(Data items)
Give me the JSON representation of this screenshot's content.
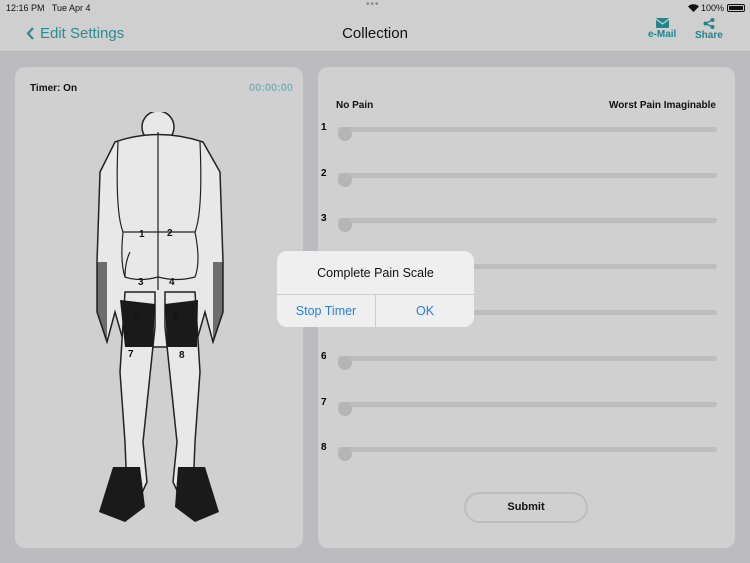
{
  "status_bar": {
    "time": "12:16 PM",
    "date": "Tue Apr 4",
    "battery": "100%",
    "multitask": "•••"
  },
  "nav": {
    "back_label": "Edit Settings",
    "title": "Collection",
    "email_label": "e-Mail",
    "share_label": "Share",
    "accent": "#2d8c90"
  },
  "left_panel": {
    "timer_label": "Timer: On",
    "timer_value": "00:00:00",
    "regions": [
      "1",
      "2",
      "3",
      "4",
      "5",
      "6",
      "7",
      "8"
    ]
  },
  "right_panel": {
    "min_label": "No Pain",
    "max_label": "Worst Pain Imaginable",
    "sliders": [
      {
        "label": "1",
        "value": 0
      },
      {
        "label": "2",
        "value": 0
      },
      {
        "label": "3",
        "value": 0
      },
      {
        "label": "4",
        "value": 0
      },
      {
        "label": "5",
        "value": 0
      },
      {
        "label": "6",
        "value": 0
      },
      {
        "label": "7",
        "value": 0
      },
      {
        "label": "8",
        "value": 0
      }
    ],
    "submit_label": "Submit"
  },
  "alert": {
    "message": "Complete Pain Scale",
    "stop_label": "Stop Timer",
    "ok_label": "OK",
    "button_color": "#2a7fd8"
  }
}
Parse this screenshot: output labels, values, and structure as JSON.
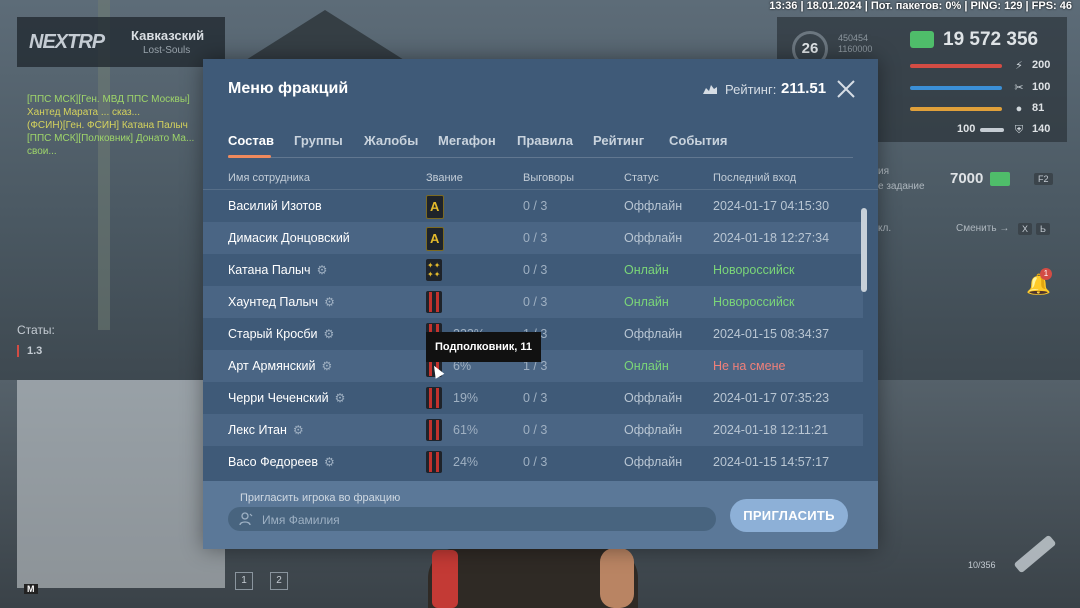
{
  "hud": {
    "top_info": "13:36 | 18.01.2024 | Пот. пакетов: 0% | PING: 129 | FPS: 46",
    "logo": "NEXTRP",
    "server_name": "Кавказский",
    "server_sub": "Lost-Souls",
    "chat": [
      "[ППС МСК][Ген. МВД ППС Москвы]",
      "Хантед Марата ... сказ...",
      "(ФСИН)[Ген. ФСИН] Катана Палыч",
      "[ППС МСК][Полковник] Донато Ма...",
      "свои..."
    ],
    "stats_label": "Статы:",
    "stats_value": "1.3",
    "level": "26",
    "xp": "450454\n1160000",
    "money": "19 572 356",
    "bars": [
      {
        "value": "200",
        "color": "#d34c44"
      },
      {
        "value": "100",
        "color": "#3b8fd6"
      },
      {
        "value": "81",
        "color": "#e0a03a"
      },
      {
        "value": "140",
        "color": "#c5ccd3"
      }
    ],
    "bar_100": "100",
    "side_quest_1": "ия",
    "side_quest_2": "е задание",
    "side_price": "7000",
    "side_key_f2": "F2",
    "side_key_x": "X",
    "side_key_b": "Ь",
    "side_kl": "кл.",
    "side_switch": "Сменить →",
    "bell_badge": "1",
    "ammo": "10/356",
    "minimap_key": "M",
    "slot_1": "1",
    "slot_2": "2"
  },
  "modal": {
    "title": "Меню фракций",
    "rating_label": "Рейтинг:",
    "rating_value": "211.51",
    "tabs": [
      "Состав",
      "Группы",
      "Жалобы",
      "Мегафон",
      "Правила",
      "Рейтинг",
      "События"
    ],
    "active_tab": "Состав",
    "columns": {
      "name": "Имя сотрудника",
      "rank": "Звание",
      "warnings": "Выговоры",
      "status": "Статус",
      "last_login": "Последний вход"
    },
    "rows": [
      {
        "name": "Василий Изотов",
        "gear": false,
        "rank_icon": "gold-a",
        "pct": "",
        "warnings": "0 / 3",
        "status": "Оффлайн",
        "last": "2024-01-17 04:15:30",
        "last_type": "date"
      },
      {
        "name": "Димасик Донцовский",
        "gear": false,
        "rank_icon": "gold-a",
        "pct": "",
        "warnings": "0 / 3",
        "status": "Оффлайн",
        "last": "2024-01-18 12:27:34",
        "last_type": "date"
      },
      {
        "name": "Катана Палыч",
        "gear": true,
        "rank_icon": "stars",
        "pct": "",
        "warnings": "0 / 3",
        "status": "Онлайн",
        "last": "Новороссийск",
        "last_type": "city"
      },
      {
        "name": "Хаунтед Палыч",
        "gear": true,
        "rank_icon": "red",
        "pct": "",
        "warnings": "0 / 3",
        "status": "Онлайн",
        "last": "Новороссийск",
        "last_type": "city"
      },
      {
        "name": "Старый Кросби",
        "gear": true,
        "rank_icon": "red",
        "pct": "233%",
        "warnings": "1 / 3",
        "status": "Оффлайн",
        "last": "2024-01-15 08:34:37",
        "last_type": "date"
      },
      {
        "name": "Арт Армянский",
        "gear": true,
        "rank_icon": "red",
        "pct": "6%",
        "warnings": "1 / 3",
        "status": "Онлайн",
        "last": "Не на смене",
        "last_type": "notshift"
      },
      {
        "name": "Черри Чеченский",
        "gear": true,
        "rank_icon": "red",
        "pct": "19%",
        "warnings": "0 / 3",
        "status": "Оффлайн",
        "last": "2024-01-17 07:35:23",
        "last_type": "date"
      },
      {
        "name": "Лекс Итан",
        "gear": true,
        "rank_icon": "red",
        "pct": "61%",
        "warnings": "0 / 3",
        "status": "Оффлайн",
        "last": "2024-01-18 12:11:21",
        "last_type": "date"
      },
      {
        "name": "Васо Федореев",
        "gear": true,
        "rank_icon": "red",
        "pct": "24%",
        "warnings": "0 / 3",
        "status": "Оффлайн",
        "last": "2024-01-15 14:57:17",
        "last_type": "date"
      }
    ],
    "tooltip": "Подполковник, 11",
    "invite": {
      "label": "Пригласить игрока во фракцию",
      "placeholder": "Имя Фамилия",
      "value": "",
      "button": "ПРИГЛАСИТЬ"
    }
  }
}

WRITTEN EXERCISE >> Reproduce the records verbatim, omitting all images they contain.

REPLY >>
Give me the JSON representation of this screenshot's content.
{
  "status_bar": {
    "time": "12:16 PM",
    "date": "Tue Apr 4",
    "battery": "100%",
    "multitask": "•••"
  },
  "nav": {
    "back_label": "Edit Settings",
    "title": "Collection",
    "email_label": "e-Mail",
    "share_label": "Share",
    "accent": "#2d8c90"
  },
  "left_panel": {
    "timer_label": "Timer: On",
    "timer_value": "00:00:00",
    "regions": [
      "1",
      "2",
      "3",
      "4",
      "5",
      "6",
      "7",
      "8"
    ]
  },
  "right_panel": {
    "min_label": "No Pain",
    "max_label": "Worst Pain Imaginable",
    "sliders": [
      {
        "label": "1",
        "value": 0
      },
      {
        "label": "2",
        "value": 0
      },
      {
        "label": "3",
        "value": 0
      },
      {
        "label": "4",
        "value": 0
      },
      {
        "label": "5",
        "value": 0
      },
      {
        "label": "6",
        "value": 0
      },
      {
        "label": "7",
        "value": 0
      },
      {
        "label": "8",
        "value": 0
      }
    ],
    "submit_label": "Submit"
  },
  "alert": {
    "message": "Complete Pain Scale",
    "stop_label": "Stop Timer",
    "ok_label": "OK",
    "button_color": "#2a7fd8"
  }
}
Parse this screenshot: output labels, values, and structure as JSON.
{
  "hud": {
    "top_info": "13:36 | 18.01.2024 | Пот. пакетов: 0% | PING: 129 | FPS: 46",
    "logo": "NEXTRP",
    "server_name": "Кавказский",
    "server_sub": "Lost-Souls",
    "chat": [
      "[ППС МСК][Ген. МВД ППС Москвы]",
      "Хантед Марата ... сказ...",
      "(ФСИН)[Ген. ФСИН] Катана Палыч",
      "[ППС МСК][Полковник] Донато Ма...",
      "свои..."
    ],
    "stats_label": "Статы:",
    "stats_value": "1.3",
    "level": "26",
    "xp": "450454\n1160000",
    "money": "19 572 356",
    "bars": [
      {
        "value": "200",
        "color": "#d34c44"
      },
      {
        "value": "100",
        "color": "#3b8fd6"
      },
      {
        "value": "81",
        "color": "#e0a03a"
      },
      {
        "value": "140",
        "color": "#c5ccd3"
      }
    ],
    "bar_100": "100",
    "side_quest_1": "ия",
    "side_quest_2": "е задание",
    "side_price": "7000",
    "side_key_f2": "F2",
    "side_key_x": "X",
    "side_key_b": "Ь",
    "side_kl": "кл.",
    "side_switch": "Сменить →",
    "bell_badge": "1",
    "ammo": "10/356",
    "minimap_key": "M",
    "slot_1": "1",
    "slot_2": "2"
  },
  "modal": {
    "title": "Меню фракций",
    "rating_label": "Рейтинг:",
    "rating_value": "211.51",
    "tabs": [
      "Состав",
      "Группы",
      "Жалобы",
      "Мегафон",
      "Правила",
      "Рейтинг",
      "События"
    ],
    "active_tab": "Состав",
    "columns": {
      "name": "Имя сотрудника",
      "rank": "Звание",
      "warnings": "Выговоры",
      "status": "Статус",
      "last_login": "Последний вход"
    },
    "rows": [
      {
        "name": "Василий Изотов",
        "gear": false,
        "rank_icon": "gold-a",
        "pct": "",
        "warnings": "0 / 3",
        "status": "Оффлайн",
        "last": "2024-01-17 04:15:30",
        "last_type": "date"
      },
      {
        "name": "Димасик Донцовский",
        "gear": false,
        "rank_icon": "gold-a",
        "pct": "",
        "warnings": "0 / 3",
        "status": "Оффлайн",
        "last": "2024-01-18 12:27:34",
        "last_type": "date"
      },
      {
        "name": "Катана Палыч",
        "gear": true,
        "rank_icon": "stars",
        "pct": "",
        "warnings": "0 / 3",
        "status": "Онлайн",
        "last": "Новороссийск",
        "last_type": "city"
      },
      {
        "name": "Хаунтед Палыч",
        "gear": true,
        "rank_icon": "red",
        "pct": "",
        "warnings": "0 / 3",
        "status": "Онлайн",
        "last": "Новороссийск",
        "last_type": "city"
      },
      {
        "name": "Старый Кросби",
        "gear": true,
        "rank_icon": "red",
        "pct": "233%",
        "warnings": "1 / 3",
        "status": "Оффлайн",
        "last": "2024-01-15 08:34:37",
        "last_type": "date"
      },
      {
        "name": "Арт Армянский",
        "gear": true,
        "rank_icon": "red",
        "pct": "6%",
        "warnings": "1 / 3",
        "status": "Онлайн",
        "last": "Не на смене",
        "last_type": "notshift"
      },
      {
        "name": "Черри Чеченский",
        "gear": true,
        "rank_icon": "red",
        "pct": "19%",
        "warnings": "0 / 3",
        "status": "Оффлайн",
        "last": "2024-01-17 07:35:23",
        "last_type": "date"
      },
      {
        "name": "Лекс Итан",
        "gear": true,
        "rank_icon": "red",
        "pct": "61%",
        "warnings": "0 / 3",
        "status": "Оффлайн",
        "last": "2024-01-18 12:11:21",
        "last_type": "date"
      },
      {
        "name": "Васо Федореев",
        "gear": true,
        "rank_icon": "red",
        "pct": "24%",
        "warnings": "0 / 3",
        "status": "Оффлайн",
        "last": "2024-01-15 14:57:17",
        "last_type": "date"
      }
    ],
    "tooltip": "Подполковник, 11",
    "invite": {
      "label": "Пригласить игрока во фракцию",
      "placeholder": "Имя Фамилия",
      "value": "",
      "button": "ПРИГЛАСИТЬ"
    }
  }
}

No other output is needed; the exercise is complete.